Aim of the exercise: Search the data for the word "Freigabe" and copy every line that contains it.

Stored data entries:
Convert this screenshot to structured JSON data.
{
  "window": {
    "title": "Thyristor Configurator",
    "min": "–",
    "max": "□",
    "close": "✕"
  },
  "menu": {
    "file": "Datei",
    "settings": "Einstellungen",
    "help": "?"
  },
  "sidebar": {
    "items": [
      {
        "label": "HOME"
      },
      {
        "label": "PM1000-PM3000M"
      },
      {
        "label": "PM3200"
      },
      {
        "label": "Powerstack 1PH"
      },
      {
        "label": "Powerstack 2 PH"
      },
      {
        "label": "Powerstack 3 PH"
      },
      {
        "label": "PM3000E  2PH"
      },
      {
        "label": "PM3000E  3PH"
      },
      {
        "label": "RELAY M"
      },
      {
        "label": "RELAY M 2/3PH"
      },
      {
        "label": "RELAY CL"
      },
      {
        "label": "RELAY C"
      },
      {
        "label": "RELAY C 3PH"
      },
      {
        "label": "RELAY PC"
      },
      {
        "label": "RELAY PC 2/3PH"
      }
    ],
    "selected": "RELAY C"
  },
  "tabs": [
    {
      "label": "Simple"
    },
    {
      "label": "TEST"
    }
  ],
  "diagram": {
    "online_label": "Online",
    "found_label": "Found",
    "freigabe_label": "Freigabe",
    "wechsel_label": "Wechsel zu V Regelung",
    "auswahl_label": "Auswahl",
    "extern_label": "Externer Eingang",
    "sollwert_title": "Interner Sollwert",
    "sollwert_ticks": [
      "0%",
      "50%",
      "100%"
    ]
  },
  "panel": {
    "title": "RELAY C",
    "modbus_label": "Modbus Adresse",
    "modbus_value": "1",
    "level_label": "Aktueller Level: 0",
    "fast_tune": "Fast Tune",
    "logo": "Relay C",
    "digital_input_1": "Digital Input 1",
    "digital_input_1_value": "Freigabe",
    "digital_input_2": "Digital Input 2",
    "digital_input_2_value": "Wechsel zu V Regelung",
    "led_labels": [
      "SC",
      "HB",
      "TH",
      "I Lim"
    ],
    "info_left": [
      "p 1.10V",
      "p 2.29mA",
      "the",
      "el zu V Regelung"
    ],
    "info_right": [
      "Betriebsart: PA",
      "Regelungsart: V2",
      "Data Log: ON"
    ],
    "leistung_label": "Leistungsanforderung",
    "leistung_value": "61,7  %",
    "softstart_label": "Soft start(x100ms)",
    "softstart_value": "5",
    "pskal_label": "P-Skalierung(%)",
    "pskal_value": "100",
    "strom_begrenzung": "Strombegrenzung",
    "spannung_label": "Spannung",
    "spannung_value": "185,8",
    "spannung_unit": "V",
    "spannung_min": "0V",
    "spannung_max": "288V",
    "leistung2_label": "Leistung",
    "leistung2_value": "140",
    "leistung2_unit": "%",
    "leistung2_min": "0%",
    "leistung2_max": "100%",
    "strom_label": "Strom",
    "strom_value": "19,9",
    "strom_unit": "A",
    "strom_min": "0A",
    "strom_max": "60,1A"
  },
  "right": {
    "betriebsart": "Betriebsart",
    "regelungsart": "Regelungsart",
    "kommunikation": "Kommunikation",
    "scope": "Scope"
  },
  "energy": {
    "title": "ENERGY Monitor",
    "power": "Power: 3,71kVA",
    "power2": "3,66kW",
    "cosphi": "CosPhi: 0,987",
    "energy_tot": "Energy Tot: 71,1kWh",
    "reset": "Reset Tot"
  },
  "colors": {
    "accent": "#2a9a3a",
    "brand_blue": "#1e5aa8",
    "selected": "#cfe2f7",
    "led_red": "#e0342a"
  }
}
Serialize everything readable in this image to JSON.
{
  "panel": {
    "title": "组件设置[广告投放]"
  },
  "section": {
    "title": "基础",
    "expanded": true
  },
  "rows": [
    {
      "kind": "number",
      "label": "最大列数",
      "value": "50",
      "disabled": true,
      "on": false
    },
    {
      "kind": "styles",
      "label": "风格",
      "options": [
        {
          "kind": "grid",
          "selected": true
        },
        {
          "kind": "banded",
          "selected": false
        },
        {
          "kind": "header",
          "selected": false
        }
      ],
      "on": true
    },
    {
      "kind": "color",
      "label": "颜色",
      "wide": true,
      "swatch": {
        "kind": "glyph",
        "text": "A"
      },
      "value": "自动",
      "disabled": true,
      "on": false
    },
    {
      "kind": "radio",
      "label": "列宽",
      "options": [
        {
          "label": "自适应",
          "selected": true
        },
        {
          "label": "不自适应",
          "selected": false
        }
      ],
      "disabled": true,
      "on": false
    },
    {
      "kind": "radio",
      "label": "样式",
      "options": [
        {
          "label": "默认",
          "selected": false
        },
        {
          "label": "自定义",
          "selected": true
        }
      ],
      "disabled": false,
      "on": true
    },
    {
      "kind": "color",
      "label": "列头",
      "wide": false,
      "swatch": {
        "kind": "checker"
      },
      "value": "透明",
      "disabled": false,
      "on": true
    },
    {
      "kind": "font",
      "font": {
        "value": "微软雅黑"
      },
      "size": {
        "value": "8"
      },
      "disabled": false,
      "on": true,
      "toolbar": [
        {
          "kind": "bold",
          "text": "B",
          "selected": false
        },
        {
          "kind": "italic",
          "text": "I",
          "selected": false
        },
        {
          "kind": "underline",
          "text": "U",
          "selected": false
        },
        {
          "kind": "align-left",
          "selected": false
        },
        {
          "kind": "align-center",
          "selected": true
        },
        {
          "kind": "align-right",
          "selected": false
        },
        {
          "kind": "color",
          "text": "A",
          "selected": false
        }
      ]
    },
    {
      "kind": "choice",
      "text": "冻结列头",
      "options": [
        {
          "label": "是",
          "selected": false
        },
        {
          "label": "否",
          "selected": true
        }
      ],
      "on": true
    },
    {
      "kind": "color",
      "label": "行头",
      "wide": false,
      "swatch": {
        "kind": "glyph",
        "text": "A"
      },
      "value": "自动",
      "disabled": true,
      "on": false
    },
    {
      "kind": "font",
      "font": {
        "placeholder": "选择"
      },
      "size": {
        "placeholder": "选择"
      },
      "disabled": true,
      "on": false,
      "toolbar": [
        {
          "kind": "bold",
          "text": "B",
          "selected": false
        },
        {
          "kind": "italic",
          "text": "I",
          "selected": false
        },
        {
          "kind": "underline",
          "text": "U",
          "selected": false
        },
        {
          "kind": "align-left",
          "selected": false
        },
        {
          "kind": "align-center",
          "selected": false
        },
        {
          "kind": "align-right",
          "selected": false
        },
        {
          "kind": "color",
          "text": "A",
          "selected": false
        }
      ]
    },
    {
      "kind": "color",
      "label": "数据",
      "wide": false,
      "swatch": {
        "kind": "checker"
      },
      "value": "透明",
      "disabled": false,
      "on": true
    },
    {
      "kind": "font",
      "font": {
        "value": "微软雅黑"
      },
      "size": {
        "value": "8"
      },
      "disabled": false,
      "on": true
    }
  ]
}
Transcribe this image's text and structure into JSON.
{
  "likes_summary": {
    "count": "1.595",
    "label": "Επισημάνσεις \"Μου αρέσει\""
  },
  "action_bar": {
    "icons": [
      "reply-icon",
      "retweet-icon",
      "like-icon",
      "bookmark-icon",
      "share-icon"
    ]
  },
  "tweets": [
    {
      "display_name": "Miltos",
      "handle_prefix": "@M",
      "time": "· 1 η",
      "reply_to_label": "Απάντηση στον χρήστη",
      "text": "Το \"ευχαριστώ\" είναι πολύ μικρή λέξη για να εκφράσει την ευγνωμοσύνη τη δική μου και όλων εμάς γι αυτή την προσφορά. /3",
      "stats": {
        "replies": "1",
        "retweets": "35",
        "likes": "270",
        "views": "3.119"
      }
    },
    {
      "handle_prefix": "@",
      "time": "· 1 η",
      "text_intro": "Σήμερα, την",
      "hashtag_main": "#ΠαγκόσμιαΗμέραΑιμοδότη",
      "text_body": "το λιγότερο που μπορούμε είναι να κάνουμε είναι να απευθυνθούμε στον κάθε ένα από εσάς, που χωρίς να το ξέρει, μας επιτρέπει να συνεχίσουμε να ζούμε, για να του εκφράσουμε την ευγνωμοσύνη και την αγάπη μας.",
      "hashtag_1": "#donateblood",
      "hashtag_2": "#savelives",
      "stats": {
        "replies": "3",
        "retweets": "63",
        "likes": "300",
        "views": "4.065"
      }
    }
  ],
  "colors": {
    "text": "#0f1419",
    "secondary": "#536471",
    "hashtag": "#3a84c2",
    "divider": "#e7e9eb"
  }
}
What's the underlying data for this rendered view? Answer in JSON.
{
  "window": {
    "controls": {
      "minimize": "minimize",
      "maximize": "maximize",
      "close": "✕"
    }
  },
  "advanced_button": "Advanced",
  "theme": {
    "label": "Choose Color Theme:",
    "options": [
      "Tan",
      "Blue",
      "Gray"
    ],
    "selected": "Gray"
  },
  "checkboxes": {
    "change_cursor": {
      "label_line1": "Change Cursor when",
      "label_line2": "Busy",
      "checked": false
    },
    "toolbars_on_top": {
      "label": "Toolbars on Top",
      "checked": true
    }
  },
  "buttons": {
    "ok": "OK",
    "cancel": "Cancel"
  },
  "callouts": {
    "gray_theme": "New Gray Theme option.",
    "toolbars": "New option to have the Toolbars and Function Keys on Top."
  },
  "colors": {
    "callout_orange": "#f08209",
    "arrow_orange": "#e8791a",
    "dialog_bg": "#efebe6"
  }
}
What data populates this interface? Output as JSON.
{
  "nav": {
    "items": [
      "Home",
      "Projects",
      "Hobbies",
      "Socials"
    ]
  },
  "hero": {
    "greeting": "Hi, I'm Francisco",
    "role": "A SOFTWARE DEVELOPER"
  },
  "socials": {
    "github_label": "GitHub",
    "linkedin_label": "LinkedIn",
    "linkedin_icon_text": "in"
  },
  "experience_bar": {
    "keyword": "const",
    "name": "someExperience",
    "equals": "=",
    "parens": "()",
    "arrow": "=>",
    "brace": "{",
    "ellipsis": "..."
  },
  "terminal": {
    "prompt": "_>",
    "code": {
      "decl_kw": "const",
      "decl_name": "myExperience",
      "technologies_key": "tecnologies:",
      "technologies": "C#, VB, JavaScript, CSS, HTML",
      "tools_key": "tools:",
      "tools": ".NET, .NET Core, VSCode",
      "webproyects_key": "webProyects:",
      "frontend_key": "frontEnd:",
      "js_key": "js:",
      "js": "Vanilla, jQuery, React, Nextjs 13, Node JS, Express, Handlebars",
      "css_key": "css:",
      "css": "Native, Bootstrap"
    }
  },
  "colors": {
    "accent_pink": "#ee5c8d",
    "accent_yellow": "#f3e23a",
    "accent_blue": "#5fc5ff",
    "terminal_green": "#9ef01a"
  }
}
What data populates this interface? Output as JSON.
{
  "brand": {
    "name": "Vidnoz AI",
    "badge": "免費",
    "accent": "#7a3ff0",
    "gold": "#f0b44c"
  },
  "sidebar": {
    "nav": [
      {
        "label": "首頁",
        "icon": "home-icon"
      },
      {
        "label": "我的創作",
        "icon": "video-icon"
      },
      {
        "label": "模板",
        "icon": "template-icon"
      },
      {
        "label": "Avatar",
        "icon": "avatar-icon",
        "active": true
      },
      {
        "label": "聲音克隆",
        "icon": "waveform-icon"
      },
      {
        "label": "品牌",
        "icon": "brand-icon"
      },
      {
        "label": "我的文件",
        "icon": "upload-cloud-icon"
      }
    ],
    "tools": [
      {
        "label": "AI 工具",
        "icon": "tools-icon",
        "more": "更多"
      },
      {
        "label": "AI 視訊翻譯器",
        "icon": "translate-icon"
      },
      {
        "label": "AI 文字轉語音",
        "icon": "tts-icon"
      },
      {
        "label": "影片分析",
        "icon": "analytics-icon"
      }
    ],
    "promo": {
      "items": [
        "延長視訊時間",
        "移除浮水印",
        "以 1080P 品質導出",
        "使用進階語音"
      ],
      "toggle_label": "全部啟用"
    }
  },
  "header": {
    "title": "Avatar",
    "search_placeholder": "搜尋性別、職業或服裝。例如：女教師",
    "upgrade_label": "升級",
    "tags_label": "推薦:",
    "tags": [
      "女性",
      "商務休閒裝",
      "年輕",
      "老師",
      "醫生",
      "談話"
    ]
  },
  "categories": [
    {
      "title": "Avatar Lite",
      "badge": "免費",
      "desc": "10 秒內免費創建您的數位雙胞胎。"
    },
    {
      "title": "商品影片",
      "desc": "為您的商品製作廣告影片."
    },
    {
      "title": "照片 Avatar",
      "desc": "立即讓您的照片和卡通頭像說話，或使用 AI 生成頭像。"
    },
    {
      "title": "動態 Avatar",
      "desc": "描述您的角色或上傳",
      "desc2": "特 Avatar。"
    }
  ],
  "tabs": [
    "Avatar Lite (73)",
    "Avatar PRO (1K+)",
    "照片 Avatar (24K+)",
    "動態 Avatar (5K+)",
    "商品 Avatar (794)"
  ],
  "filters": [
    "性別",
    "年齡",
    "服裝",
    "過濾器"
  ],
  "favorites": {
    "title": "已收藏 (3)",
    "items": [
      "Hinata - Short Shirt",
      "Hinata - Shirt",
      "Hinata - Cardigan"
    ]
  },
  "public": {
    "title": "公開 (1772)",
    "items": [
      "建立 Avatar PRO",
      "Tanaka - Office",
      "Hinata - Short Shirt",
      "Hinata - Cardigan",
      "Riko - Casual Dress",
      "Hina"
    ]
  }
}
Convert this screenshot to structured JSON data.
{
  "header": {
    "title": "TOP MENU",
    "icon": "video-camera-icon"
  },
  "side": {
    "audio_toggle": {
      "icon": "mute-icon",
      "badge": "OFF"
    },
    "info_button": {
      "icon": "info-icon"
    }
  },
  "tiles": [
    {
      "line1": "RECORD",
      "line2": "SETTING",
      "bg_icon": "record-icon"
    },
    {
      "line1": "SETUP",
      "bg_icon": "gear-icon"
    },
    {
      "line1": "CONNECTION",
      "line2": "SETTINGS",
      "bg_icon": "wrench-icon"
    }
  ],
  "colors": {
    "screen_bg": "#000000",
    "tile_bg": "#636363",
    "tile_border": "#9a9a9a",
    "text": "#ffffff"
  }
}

Output of the exercise:
    "freigabe_label": "Freigabe",
    "digital_input_1_value": "Freigabe",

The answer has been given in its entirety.